## To be done
Tell how many lines in these records contain the string "Aiken", with only the number as the reply.

## Records shown
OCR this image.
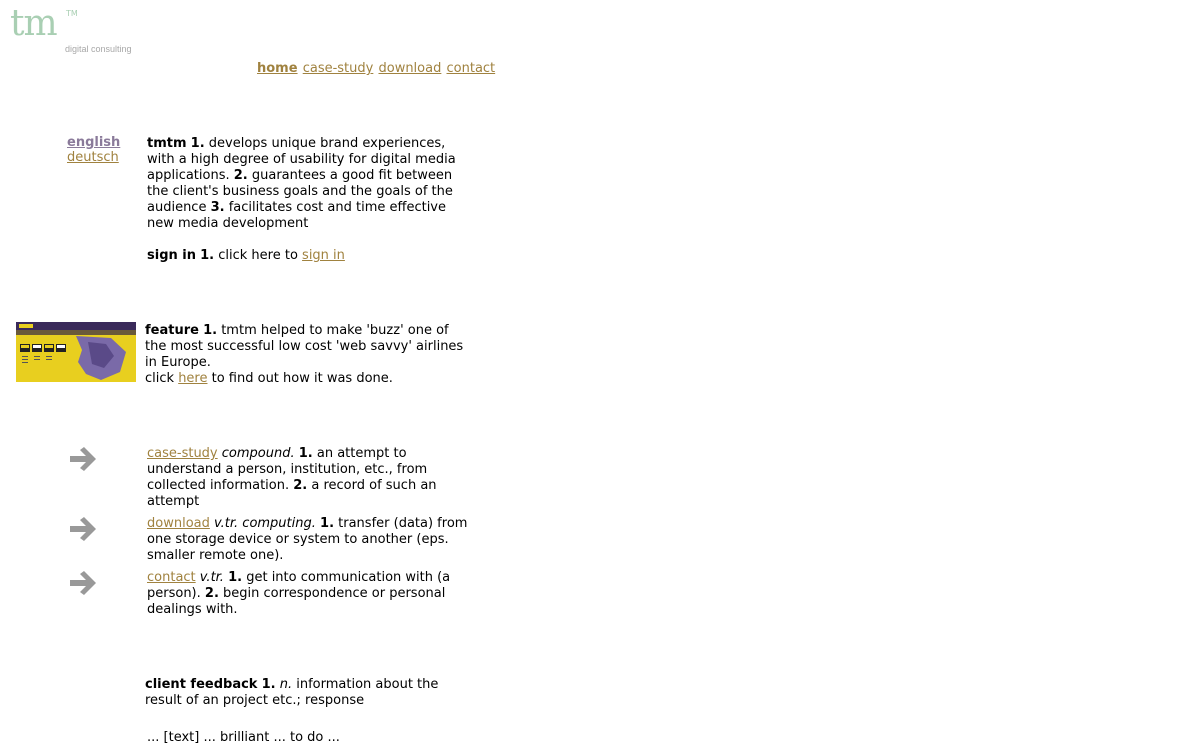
tm TM
digital consulting
home case-study download contact
english
deutsch
tmtm 1. develops unique brand experiences, with a high degree of usability for digital media applications. 2. guarantees a good fit between the client's business goals and the goals of the audience 3. facilitates cost and time effective new media development
sign in 1. click here to sign in
feature 1. tmtm helped to make 'buzz' one of the most successful low cost 'web savvy' airlines in Europe.
click here to find out how it was done.
case-study compound. 1. an attempt to understand a person, institution, etc., from collected information. 2. a record of such an attempt
download v.tr. computing. 1. transfer (data) from one storage device or system to another (eps. smaller remote one).
contact v.tr. 1. get into communication with (a person). 2. begin correspondence or personal dealings with.
client feedback 1. n. information about the result of an project etc.; response
... [text] ... brilliant ... to do ...
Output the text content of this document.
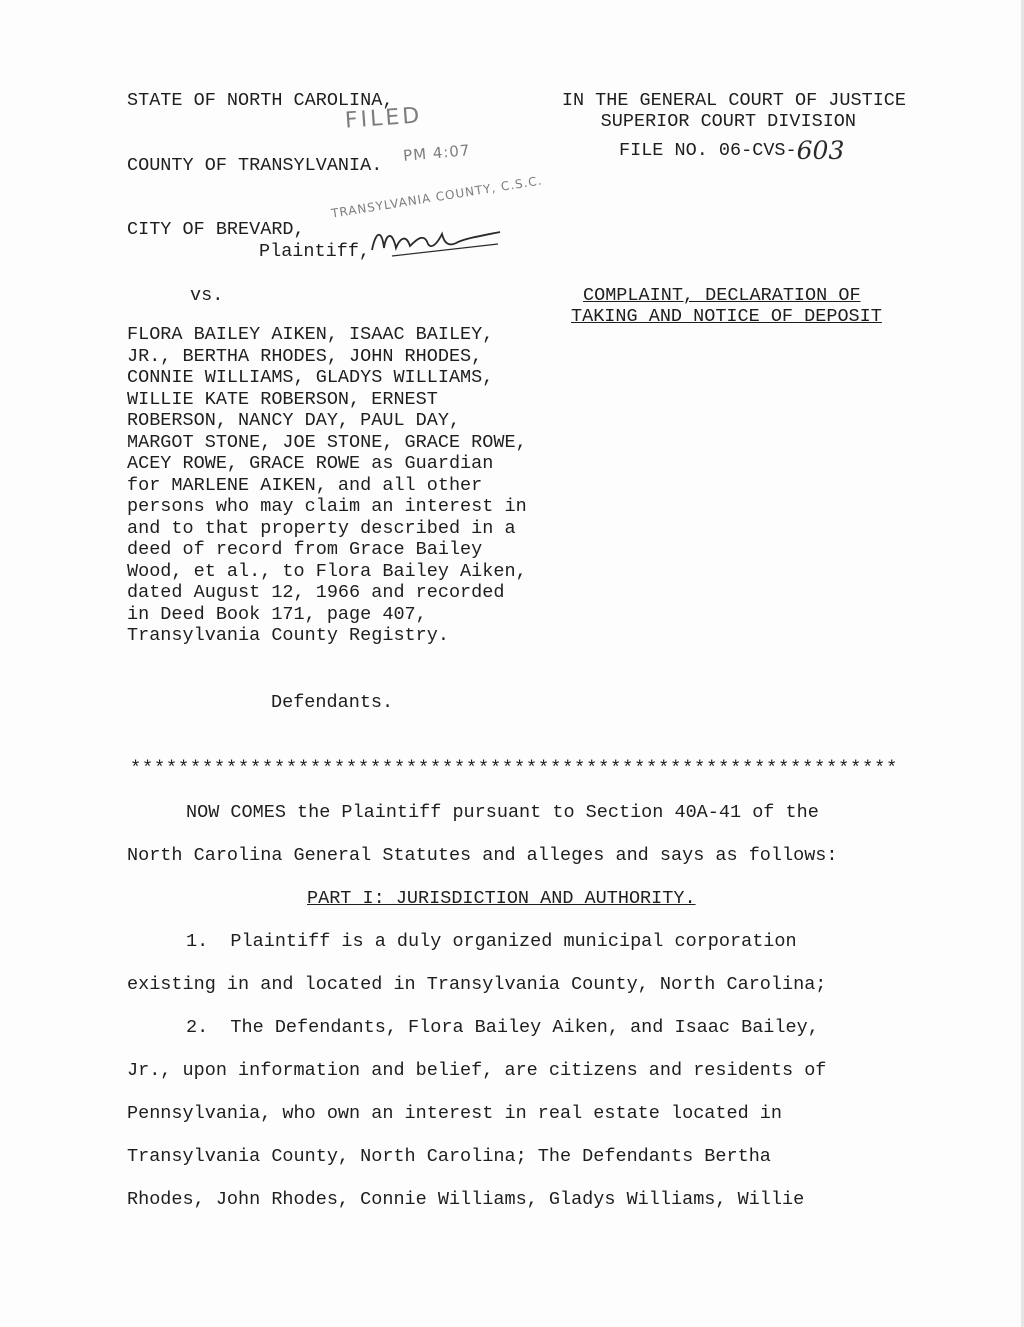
STATE OF NORTH CAROLINA,
COUNTY OF TRANSYLVANIA.
CITY OF BREVARD,
Plaintiff,
vs.
FLORA BAILEY AIKEN, ISAAC BAILEY, JR., BERTHA RHODES, JOHN RHODES, CONNIE WILLIAMS, GLADYS WILLIAMS, WILLIE KATE ROBERSON, ERNEST ROBERSON, NANCY DAY, PAUL DAY, MARGOT STONE, JOE STONE, GRACE ROWE, ACEY ROWE, GRACE ROWE as Guardian for MARLENE AIKEN, and all other persons who may claim an interest in and to that property described in a deed of record from Grace Bailey Wood, et al., to Flora Bailey Aiken, dated August 12, 1966 and recorded in Deed Book 171, page 407, Transylvania County Registry.
Defendants.
FILED
PM 4:07
TRANSYLVANIA COUNTY, C.S.C.
IN THE GENERAL COURT OF JUSTICE
SUPERIOR COURT DIVISION
FILE NO. 06-CVS-603
COMPLAINT, DECLARATION OF
TAKING AND NOTICE OF DEPOSIT
****************************************************************
NOW COMES the Plaintiff pursuant to Section 40A-41 of the
North Carolina General Statutes and alleges and says as follows:
PART I: JURISDICTION AND AUTHORITY.
1.  Plaintiff is a duly organized municipal corporation
existing in and located in Transylvania County, North Carolina;
2.  The Defendants, Flora Bailey Aiken, and Isaac Bailey,
Jr., upon information and belief, are citizens and residents of
Pennsylvania, who own an interest in real estate located in
Transylvania County, North Carolina; The Defendants Bertha
Rhodes, John Rhodes, Connie Williams, Gladys Williams, Willie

## Result
2